Problem to solve -
Make an exact copy of each entry, leaving out every picture.

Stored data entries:
┏━━

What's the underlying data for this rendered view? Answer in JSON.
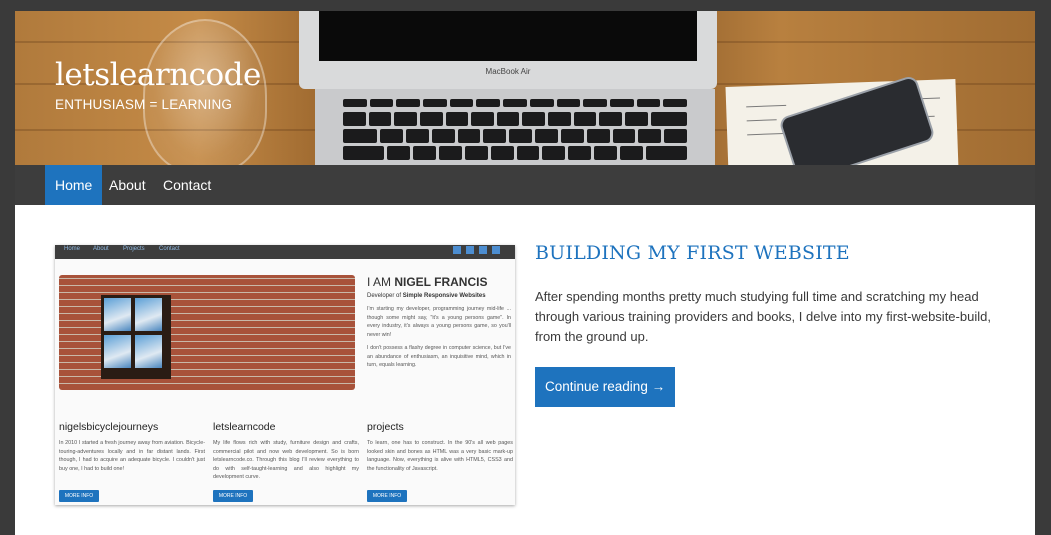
{
  "site": {
    "title": "letslearncode",
    "tagline": "ENTHUSIASM = LEARNING",
    "laptop_brand": "MacBook Air"
  },
  "nav": {
    "items": [
      {
        "label": "Home",
        "active": true
      },
      {
        "label": "About",
        "active": false
      },
      {
        "label": "Contact",
        "active": false
      }
    ]
  },
  "post": {
    "title": "BUILDING MY FIRST WEBSITE",
    "excerpt": "After spending months pretty much studying full time and scratching my head through various training providers and books, I delve into my first-website-build, from the ground up.",
    "read_more": "Continue reading →"
  },
  "thumbnail": {
    "nav": [
      "Home",
      "About",
      "Projects",
      "Contact"
    ],
    "intro_prefix": "I AM ",
    "intro_name": "NIGEL FRANCIS",
    "intro_sub_prefix": "Developer of ",
    "intro_sub_bold": "Simple Responsive Websites",
    "intro_body_1": "I'm starting my developer, programming journey mid-life ... though some might say, \"it's a young persons game\". In every industry, it's always a young persons game, so you'll never win!",
    "intro_body_2": "I don't possess a flashy degree in computer science, but I've an abundance of enthusiasm, an inquisitive mind, which in turn, equals learning.",
    "columns": [
      {
        "heading": "nigelsbicyclejourneys",
        "body": "In 2010 I started a fresh journey away from aviation. Bicycle-touring-adventures locally and in far distant lands. First though, I had to acquire an adequate bicycle. I couldn't just buy one, I had to build one!",
        "button": "MORE INFO"
      },
      {
        "heading": "letslearncode",
        "body": "My life flows rich with study, furniture design and crafts, commercial pilot and now web development. So is born letslearncode.co. Through this blog I'll review everything to do with self-taught-learning and also highlight my development curve.",
        "button": "MORE INFO"
      },
      {
        "heading": "projects",
        "body": "To learn, one has to construct. In the 90's all web pages looked skin and bones as HTML was a very basic mark-up language. Now, everything is alive with HTML5, CSS3 and the functionality of Javascript.",
        "button": "MORE INFO"
      }
    ]
  },
  "colors": {
    "accent": "#1e73be",
    "nav_bg": "#3d3d3d",
    "page_bg": "#3a3a3a"
  }
}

┗━━

Exercise result -
What's the underlying data for this rendered view? Answer in JSON.
{
  "site": {
    "title": "letslearncode",
    "tagline": "ENTHUSIASM = LEARNING",
    "laptop_brand": "MacBook Air"
  },
  "nav": {
    "items": [
      {
        "label": "Home",
        "active": true
      },
      {
        "label": "About",
        "active": false
      },
      {
        "label": "Contact",
        "active": false
      }
    ]
  },
  "post": {
    "title": "BUILDING MY FIRST WEBSITE",
    "excerpt": "After spending months pretty much studying full time and scratching my head through various training providers and books, I delve into my first-website-build, from the ground up.",
    "read_more": "Continue reading →"
  },
  "thumbnail": {
    "nav": [
      "Home",
      "About",
      "Projects",
      "Contact"
    ],
    "intro_prefix": "I AM ",
    "intro_name": "NIGEL FRANCIS",
    "intro_sub_prefix": "Developer of ",
    "intro_sub_bold": "Simple Responsive Websites",
    "intro_body_1": "I'm starting my developer, programming journey mid-life ... though some might say, \"it's a young persons game\". In every industry, it's always a young persons game, so you'll never win!",
    "intro_body_2": "I don't possess a flashy degree in computer science, but I've an abundance of enthusiasm, an inquisitive mind, which in turn, equals learning.",
    "columns": [
      {
        "heading": "nigelsbicyclejourneys",
        "body": "In 2010 I started a fresh journey away from aviation. Bicycle-touring-adventures locally and in far distant lands. First though, I had to acquire an adequate bicycle. I couldn't just buy one, I had to build one!",
        "button": "MORE INFO"
      },
      {
        "heading": "letslearncode",
        "body": "My life flows rich with study, furniture design and crafts, commercial pilot and now web development. So is born letslearncode.co. Through this blog I'll review everything to do with self-taught-learning and also highlight my development curve.",
        "button": "MORE INFO"
      },
      {
        "heading": "projects",
        "body": "To learn, one has to construct. In the 90's all web pages looked skin and bones as HTML was a very basic mark-up language. Now, everything is alive with HTML5, CSS3 and the functionality of Javascript.",
        "button": "MORE INFO"
      }
    ]
  },
  "colors": {
    "accent": "#1e73be",
    "nav_bg": "#3d3d3d",
    "page_bg": "#3a3a3a"
  }
}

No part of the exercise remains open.